Dataset records:
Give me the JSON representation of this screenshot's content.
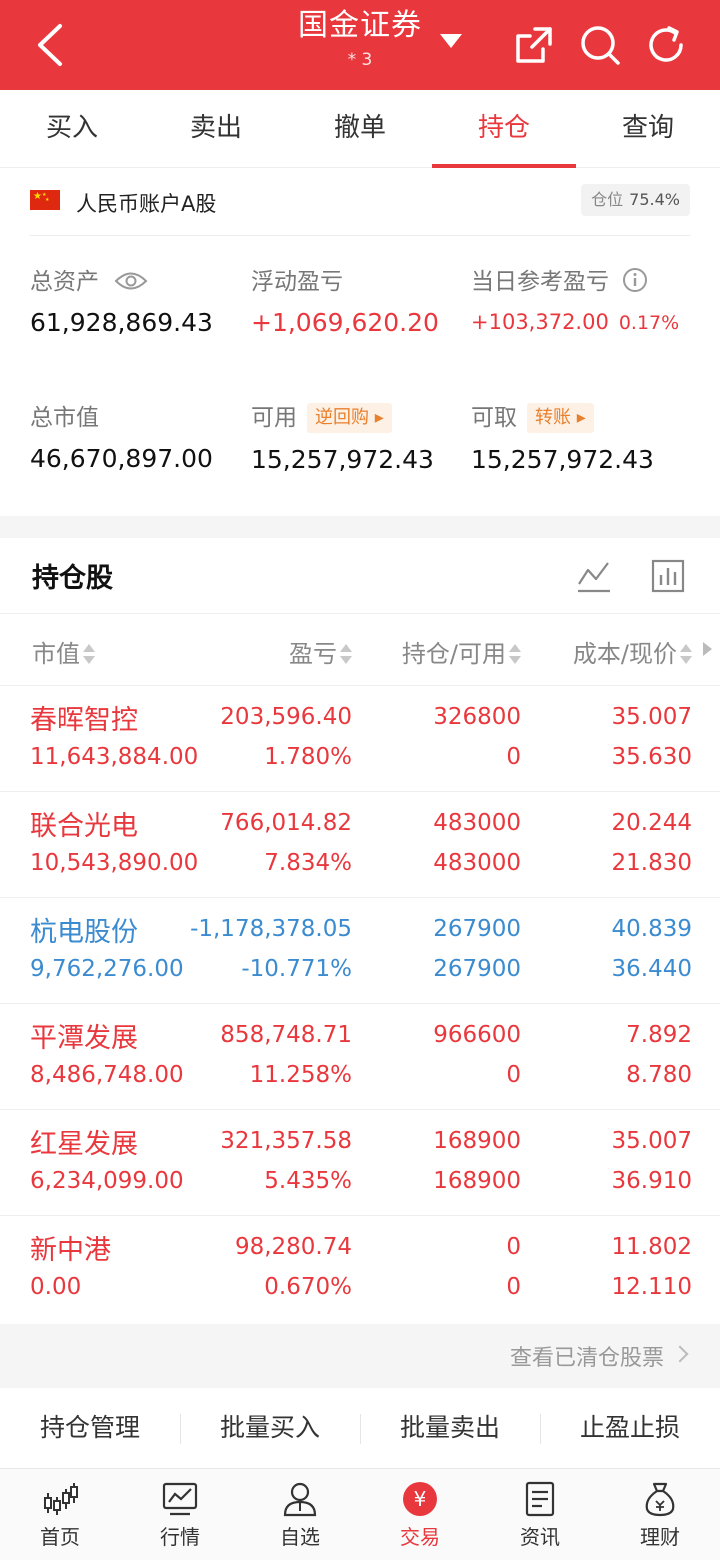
{
  "header": {
    "title": "国金证券",
    "account": "*     3",
    "icons": [
      "back-arrow-icon",
      "dropdown-caret-icon",
      "share-icon",
      "search-icon",
      "refresh-icon"
    ]
  },
  "tabs": [
    {
      "label": "买入"
    },
    {
      "label": "卖出"
    },
    {
      "label": "撤单"
    },
    {
      "label": "持仓",
      "active": true
    },
    {
      "label": "查询"
    }
  ],
  "account": {
    "name": "人民币账户A股",
    "position_label": "仓位",
    "position_value": "75.4%"
  },
  "metrics": {
    "total_assets_label": "总资产",
    "total_assets": "61,928,869.43",
    "float_pl_label": "浮动盈亏",
    "float_pl": "+1,069,620.20",
    "daily_pl_label": "当日参考盈亏",
    "daily_pl": "+103,372.00",
    "daily_pl_pct": "0.17%",
    "market_value_label": "总市值",
    "market_value": "46,670,897.00",
    "available_label": "可用",
    "available_tag": "逆回购",
    "available": "15,257,972.43",
    "withdrawable_label": "可取",
    "withdrawable_tag": "转账",
    "withdrawable": "15,257,972.43"
  },
  "holdings": {
    "title": "持仓股",
    "columns": [
      "市值",
      "盈亏",
      "持仓/可用",
      "成本/现价"
    ],
    "rows": [
      {
        "name": "春晖智控",
        "market_value": "11,643,884.00",
        "pl": "203,596.40",
        "pl_pct": "1.780%",
        "holding": "326800",
        "available": "0",
        "cost": "35.007",
        "price": "35.630",
        "color": "#e8383d"
      },
      {
        "name": "联合光电",
        "market_value": "10,543,890.00",
        "pl": "766,014.82",
        "pl_pct": "7.834%",
        "holding": "483000",
        "available": "483000",
        "cost": "20.244",
        "price": "21.830",
        "color": "#e8383d"
      },
      {
        "name": "杭电股份",
        "market_value": "9,762,276.00",
        "pl": "-1,178,378.05",
        "pl_pct": "-10.771%",
        "holding": "267900",
        "available": "267900",
        "cost": "40.839",
        "price": "36.440",
        "color": "#3b8bd0"
      },
      {
        "name": "平潭发展",
        "market_value": "8,486,748.00",
        "pl": "858,748.71",
        "pl_pct": "11.258%",
        "holding": "966600",
        "available": "0",
        "cost": "7.892",
        "price": "8.780",
        "color": "#e8383d"
      },
      {
        "name": "红星发展",
        "market_value": "6,234,099.00",
        "pl": "321,357.58",
        "pl_pct": "5.435%",
        "holding": "168900",
        "available": "168900",
        "cost": "35.007",
        "price": "36.910",
        "color": "#e8383d"
      },
      {
        "name": "新中港",
        "market_value": "0.00",
        "pl": "98,280.74",
        "pl_pct": "0.670%",
        "holding": "0",
        "available": "0",
        "cost": "11.802",
        "price": "12.110",
        "color": "#e8383d"
      }
    ],
    "cleared_link": "查看已清仓股票"
  },
  "actions": [
    "持仓管理",
    "批量买入",
    "批量卖出",
    "止盈止损"
  ],
  "bottom_nav": [
    {
      "label": "首页",
      "icon": "candlestick-icon"
    },
    {
      "label": "行情",
      "icon": "market-chart-icon"
    },
    {
      "label": "自选",
      "icon": "user-icon"
    },
    {
      "label": "交易",
      "icon": "yuan-coin-icon",
      "active": true
    },
    {
      "label": "资讯",
      "icon": "document-icon"
    },
    {
      "label": "理财",
      "icon": "money-bag-icon"
    }
  ],
  "colors": {
    "brand": "#e8383d",
    "loss": "#3b8bd0"
  }
}
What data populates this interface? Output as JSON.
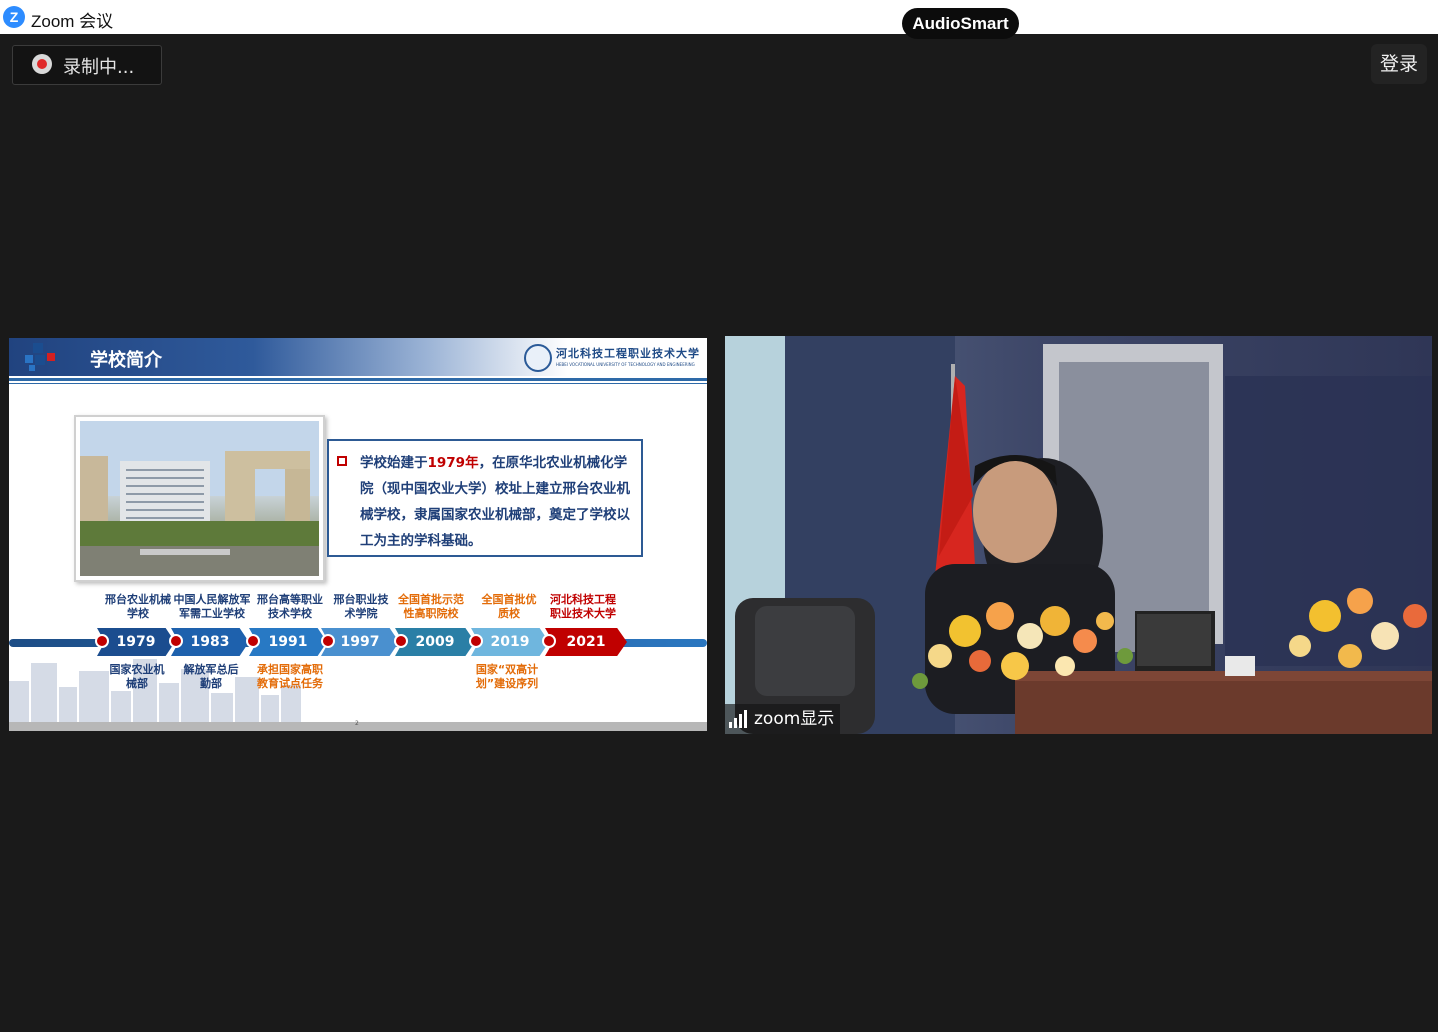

◆ **Task brief**: Take the listing above and restate it word for word, without its pictures.

◆ **Exercise result**:
Give me the JSON representation of this screenshot's content.
{
  "header": {
    "title": "国金证券",
    "account": "*     3",
    "icons": [
      "back-arrow-icon",
      "dropdown-caret-icon",
      "share-icon",
      "search-icon",
      "refresh-icon"
    ]
  },
  "tabs": [
    {
      "label": "买入"
    },
    {
      "label": "卖出"
    },
    {
      "label": "撤单"
    },
    {
      "label": "持仓",
      "active": true
    },
    {
      "label": "查询"
    }
  ],
  "account": {
    "name": "人民币账户A股",
    "position_label": "仓位",
    "position_value": "75.4%"
  },
  "metrics": {
    "total_assets_label": "总资产",
    "total_assets": "61,928,869.43",
    "float_pl_label": "浮动盈亏",
    "float_pl": "+1,069,620.20",
    "daily_pl_label": "当日参考盈亏",
    "daily_pl": "+103,372.00",
    "daily_pl_pct": "0.17%",
    "market_value_label": "总市值",
    "market_value": "46,670,897.00",
    "available_label": "可用",
    "available_tag": "逆回购",
    "available": "15,257,972.43",
    "withdrawable_label": "可取",
    "withdrawable_tag": "转账",
    "withdrawable": "15,257,972.43"
  },
  "holdings": {
    "title": "持仓股",
    "columns": [
      "市值",
      "盈亏",
      "持仓/可用",
      "成本/现价"
    ],
    "rows": [
      {
        "name": "春晖智控",
        "market_value": "11,643,884.00",
        "pl": "203,596.40",
        "pl_pct": "1.780%",
        "holding": "326800",
        "available": "0",
        "cost": "35.007",
        "price": "35.630",
        "color": "#e8383d"
      },
      {
        "name": "联合光电",
        "market_value": "10,543,890.00",
        "pl": "766,014.82",
        "pl_pct": "7.834%",
        "holding": "483000",
        "available": "483000",
        "cost": "20.244",
        "price": "21.830",
        "color": "#e8383d"
      },
      {
        "name": "杭电股份",
        "market_value": "9,762,276.00",
        "pl": "-1,178,378.05",
        "pl_pct": "-10.771%",
        "holding": "267900",
        "available": "267900",
        "cost": "40.839",
        "price": "36.440",
        "color": "#3b8bd0"
      },
      {
        "name": "平潭发展",
        "market_value": "8,486,748.00",
        "pl": "858,748.71",
        "pl_pct": "11.258%",
        "holding": "966600",
        "available": "0",
        "cost": "7.892",
        "price": "8.780",
        "color": "#e8383d"
      },
      {
        "name": "红星发展",
        "market_value": "6,234,099.00",
        "pl": "321,357.58",
        "pl_pct": "5.435%",
        "holding": "168900",
        "available": "168900",
        "cost": "35.007",
        "price": "36.910",
        "color": "#e8383d"
      },
      {
        "name": "新中港",
        "market_value": "0.00",
        "pl": "98,280.74",
        "pl_pct": "0.670%",
        "holding": "0",
        "available": "0",
        "cost": "11.802",
        "price": "12.110",
        "color": "#e8383d"
      }
    ],
    "cleared_link": "查看已清仓股票"
  },
  "actions": [
    "持仓管理",
    "批量买入",
    "批量卖出",
    "止盈止损"
  ],
  "bottom_nav": [
    {
      "label": "首页",
      "icon": "candlestick-icon"
    },
    {
      "label": "行情",
      "icon": "market-chart-icon"
    },
    {
      "label": "自选",
      "icon": "user-icon"
    },
    {
      "label": "交易",
      "icon": "yuan-coin-icon",
      "active": true
    },
    {
      "label": "资讯",
      "icon": "document-icon"
    },
    {
      "label": "理财",
      "icon": "money-bag-icon"
    }
  ],
  "colors": {
    "brand": "#e8383d",
    "loss": "#3b8bd0"
  }
}
What data populates this interface? Output as JSON.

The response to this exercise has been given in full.